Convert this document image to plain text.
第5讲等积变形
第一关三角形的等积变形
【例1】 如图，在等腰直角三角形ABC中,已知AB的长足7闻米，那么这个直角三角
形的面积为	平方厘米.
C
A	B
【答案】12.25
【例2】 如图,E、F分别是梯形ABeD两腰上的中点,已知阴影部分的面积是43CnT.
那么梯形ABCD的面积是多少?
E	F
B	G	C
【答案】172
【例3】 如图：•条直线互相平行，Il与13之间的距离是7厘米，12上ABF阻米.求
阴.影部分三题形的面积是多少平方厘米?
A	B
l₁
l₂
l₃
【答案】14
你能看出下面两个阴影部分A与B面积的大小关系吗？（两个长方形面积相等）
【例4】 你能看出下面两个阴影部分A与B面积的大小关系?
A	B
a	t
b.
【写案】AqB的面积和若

- **What is being asked**
Above are some records; repeat all of them exactly.

- **Finished exercise**
Convert this document image to plain text.
第5讲等积变形
第一关三角形的等积变形
【例1】 如图，在等腰直角三角形ABC中,已知AB的长足7闻米，那么这个直角三角
形的面积为	平方厘米.
C
A	B
【答案】12.25
【例2】 如图,E、F分别是梯形ABeD两腰上的中点,已知阴影部分的面积是43CnT.
那么梯形ABCD的面积是多少?
E	F
B	G	C
【答案】172
【例3】 如图：•条直线互相平行，Il与13之间的距离是7厘米，12上ABF阻米.求
阴.影部分三题形的面积是多少平方厘米?
A	B
l₁
l₂
l₃
【答案】14
你能看出下面两个阴影部分A与B面积的大小关系吗？（两个长方形面积相等）
【例4】 你能看出下面两个阴影部分A与B面积的大小关系?
A	B
a	t
b.
【写案】AqB的面积和若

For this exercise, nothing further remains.